>> start
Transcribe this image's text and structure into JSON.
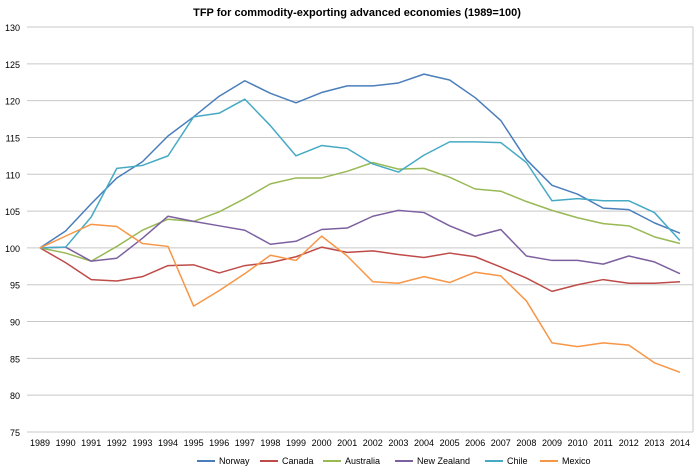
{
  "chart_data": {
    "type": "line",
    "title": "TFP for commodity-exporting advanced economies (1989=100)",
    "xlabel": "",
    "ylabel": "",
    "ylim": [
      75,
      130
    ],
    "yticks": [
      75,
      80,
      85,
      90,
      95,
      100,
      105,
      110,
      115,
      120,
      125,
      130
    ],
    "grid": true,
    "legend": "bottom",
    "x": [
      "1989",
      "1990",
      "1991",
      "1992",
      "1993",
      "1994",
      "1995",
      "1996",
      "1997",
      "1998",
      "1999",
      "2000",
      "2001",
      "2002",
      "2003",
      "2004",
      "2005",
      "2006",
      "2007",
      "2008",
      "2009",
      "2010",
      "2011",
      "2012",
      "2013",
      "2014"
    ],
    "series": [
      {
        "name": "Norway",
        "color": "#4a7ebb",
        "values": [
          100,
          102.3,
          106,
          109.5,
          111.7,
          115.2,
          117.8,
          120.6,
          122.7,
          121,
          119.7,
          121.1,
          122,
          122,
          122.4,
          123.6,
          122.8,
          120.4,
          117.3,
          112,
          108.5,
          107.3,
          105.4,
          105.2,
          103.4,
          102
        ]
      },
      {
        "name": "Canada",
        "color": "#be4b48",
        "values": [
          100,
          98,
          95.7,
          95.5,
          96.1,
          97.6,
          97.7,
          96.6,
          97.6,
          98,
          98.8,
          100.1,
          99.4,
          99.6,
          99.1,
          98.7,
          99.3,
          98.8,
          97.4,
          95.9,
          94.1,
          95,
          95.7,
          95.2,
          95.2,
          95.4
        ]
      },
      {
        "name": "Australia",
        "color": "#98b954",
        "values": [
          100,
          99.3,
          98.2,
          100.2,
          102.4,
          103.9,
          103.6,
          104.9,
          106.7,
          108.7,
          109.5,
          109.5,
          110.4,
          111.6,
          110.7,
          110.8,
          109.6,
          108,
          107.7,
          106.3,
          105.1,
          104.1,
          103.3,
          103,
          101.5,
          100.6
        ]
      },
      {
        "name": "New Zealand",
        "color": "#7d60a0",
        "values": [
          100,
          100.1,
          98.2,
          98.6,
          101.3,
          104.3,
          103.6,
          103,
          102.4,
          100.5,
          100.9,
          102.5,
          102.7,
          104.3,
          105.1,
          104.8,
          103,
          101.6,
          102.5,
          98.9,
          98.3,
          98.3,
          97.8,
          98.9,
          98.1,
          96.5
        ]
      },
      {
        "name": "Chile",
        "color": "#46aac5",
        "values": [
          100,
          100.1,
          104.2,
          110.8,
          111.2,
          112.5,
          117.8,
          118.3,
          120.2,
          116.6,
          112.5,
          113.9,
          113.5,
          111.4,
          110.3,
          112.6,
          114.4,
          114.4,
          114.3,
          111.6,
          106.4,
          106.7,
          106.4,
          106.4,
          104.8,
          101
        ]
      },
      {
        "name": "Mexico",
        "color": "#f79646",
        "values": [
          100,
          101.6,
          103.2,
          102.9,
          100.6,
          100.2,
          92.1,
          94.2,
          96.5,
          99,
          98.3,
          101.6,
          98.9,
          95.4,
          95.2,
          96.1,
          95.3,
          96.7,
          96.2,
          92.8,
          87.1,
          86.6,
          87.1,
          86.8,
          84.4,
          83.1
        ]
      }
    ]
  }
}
>> end
Problem to work on: Copy whichever lines in the listing above contain the word "color".

Response to this exercise:
        "color": "#4a7ebb",
        "color": "#be4b48",
        "color": "#98b954",
        "color": "#7d60a0",
        "color": "#46aac5",
        "color": "#f79646",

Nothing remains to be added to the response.